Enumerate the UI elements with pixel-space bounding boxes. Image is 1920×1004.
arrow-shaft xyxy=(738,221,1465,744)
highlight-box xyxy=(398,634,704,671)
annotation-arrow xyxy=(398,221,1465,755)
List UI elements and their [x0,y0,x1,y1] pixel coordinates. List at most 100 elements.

□ □ □ □ □

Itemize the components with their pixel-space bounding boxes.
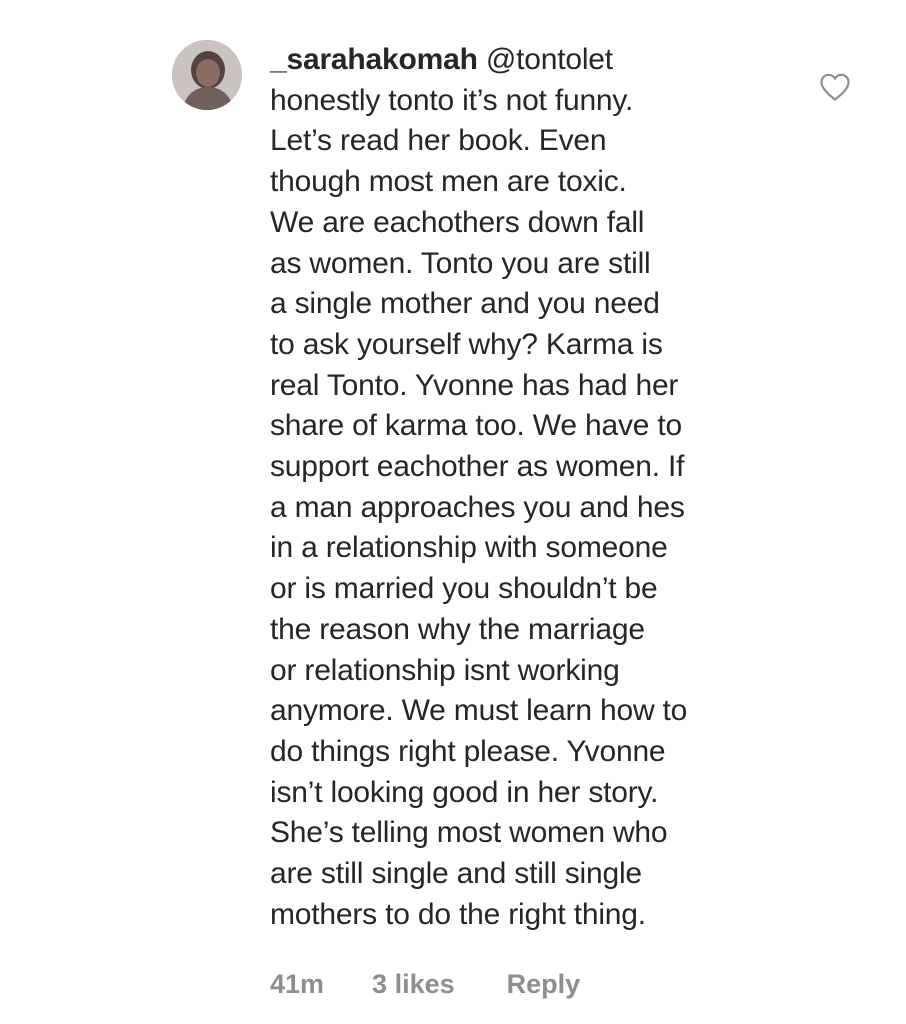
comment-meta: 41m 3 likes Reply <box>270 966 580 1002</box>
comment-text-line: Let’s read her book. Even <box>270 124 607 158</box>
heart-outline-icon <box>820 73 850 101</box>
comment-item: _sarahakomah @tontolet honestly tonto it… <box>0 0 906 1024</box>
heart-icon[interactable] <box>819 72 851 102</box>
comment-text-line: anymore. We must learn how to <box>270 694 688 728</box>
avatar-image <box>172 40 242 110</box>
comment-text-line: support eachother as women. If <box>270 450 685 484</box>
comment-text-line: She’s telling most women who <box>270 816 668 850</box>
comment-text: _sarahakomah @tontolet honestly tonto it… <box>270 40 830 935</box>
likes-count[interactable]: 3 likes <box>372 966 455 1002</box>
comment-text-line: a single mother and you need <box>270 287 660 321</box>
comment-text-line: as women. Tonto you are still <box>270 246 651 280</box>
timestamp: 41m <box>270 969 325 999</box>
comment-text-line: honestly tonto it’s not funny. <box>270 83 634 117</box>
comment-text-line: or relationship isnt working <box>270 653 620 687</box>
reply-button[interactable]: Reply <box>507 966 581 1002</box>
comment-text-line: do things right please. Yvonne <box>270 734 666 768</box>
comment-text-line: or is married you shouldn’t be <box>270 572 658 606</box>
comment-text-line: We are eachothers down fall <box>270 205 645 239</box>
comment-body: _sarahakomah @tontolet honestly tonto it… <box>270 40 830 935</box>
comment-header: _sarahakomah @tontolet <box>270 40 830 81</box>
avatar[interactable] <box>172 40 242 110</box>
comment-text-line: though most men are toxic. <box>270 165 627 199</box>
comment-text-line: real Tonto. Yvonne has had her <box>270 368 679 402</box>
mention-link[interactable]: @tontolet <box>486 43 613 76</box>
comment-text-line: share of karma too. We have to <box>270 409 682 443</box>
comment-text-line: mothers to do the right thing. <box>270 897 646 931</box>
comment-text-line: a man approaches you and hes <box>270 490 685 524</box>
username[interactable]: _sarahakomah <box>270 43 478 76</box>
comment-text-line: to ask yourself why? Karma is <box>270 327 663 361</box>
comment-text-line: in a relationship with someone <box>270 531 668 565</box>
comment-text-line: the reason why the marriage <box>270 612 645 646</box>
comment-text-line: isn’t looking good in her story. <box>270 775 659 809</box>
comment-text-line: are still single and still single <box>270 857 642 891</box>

□ □ □ □ □

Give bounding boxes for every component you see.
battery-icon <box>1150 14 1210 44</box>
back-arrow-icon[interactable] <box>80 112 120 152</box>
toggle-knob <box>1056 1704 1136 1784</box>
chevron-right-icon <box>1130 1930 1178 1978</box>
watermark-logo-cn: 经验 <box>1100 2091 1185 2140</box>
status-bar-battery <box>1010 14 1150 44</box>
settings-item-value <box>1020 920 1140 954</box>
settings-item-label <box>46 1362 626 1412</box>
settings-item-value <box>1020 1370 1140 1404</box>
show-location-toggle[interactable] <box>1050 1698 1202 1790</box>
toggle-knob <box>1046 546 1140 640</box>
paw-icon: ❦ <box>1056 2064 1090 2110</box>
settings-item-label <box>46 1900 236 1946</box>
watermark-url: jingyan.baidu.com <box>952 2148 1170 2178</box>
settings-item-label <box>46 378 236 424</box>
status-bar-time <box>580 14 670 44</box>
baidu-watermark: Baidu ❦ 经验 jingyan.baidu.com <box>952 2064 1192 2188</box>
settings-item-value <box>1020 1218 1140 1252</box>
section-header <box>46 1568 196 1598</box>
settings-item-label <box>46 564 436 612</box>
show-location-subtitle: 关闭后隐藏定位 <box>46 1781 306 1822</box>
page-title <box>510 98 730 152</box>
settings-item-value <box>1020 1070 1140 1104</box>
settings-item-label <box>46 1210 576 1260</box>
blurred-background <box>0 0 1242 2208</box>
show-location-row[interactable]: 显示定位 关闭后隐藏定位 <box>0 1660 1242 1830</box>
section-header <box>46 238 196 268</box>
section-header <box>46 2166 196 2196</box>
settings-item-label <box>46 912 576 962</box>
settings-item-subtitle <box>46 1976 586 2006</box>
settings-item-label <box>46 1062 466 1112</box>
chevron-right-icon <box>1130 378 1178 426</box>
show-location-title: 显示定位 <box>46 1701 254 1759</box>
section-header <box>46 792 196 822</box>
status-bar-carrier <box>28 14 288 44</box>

□ □ □ □ □

BRIEF
Please copy out the rows from the one containing "Itemize the components" through the one containing "heart-icon[interactable] <box>819 72", keeping every character as it appears. Leave the picture out of your copy.

EXERCISE OUTPUT
Itemize the components with their pixel-space bounding boxes.
comment-meta: 41m 3 likes Reply <box>270 966 580 1002</box>
comment-text-line: Let’s read her book. Even <box>270 124 607 158</box>
heart-outline-icon <box>820 73 850 101</box>
comment-item: _sarahakomah @tontolet honestly tonto it… <box>0 0 906 1024</box>
heart-icon[interactable] <box>819 72 851 102</box>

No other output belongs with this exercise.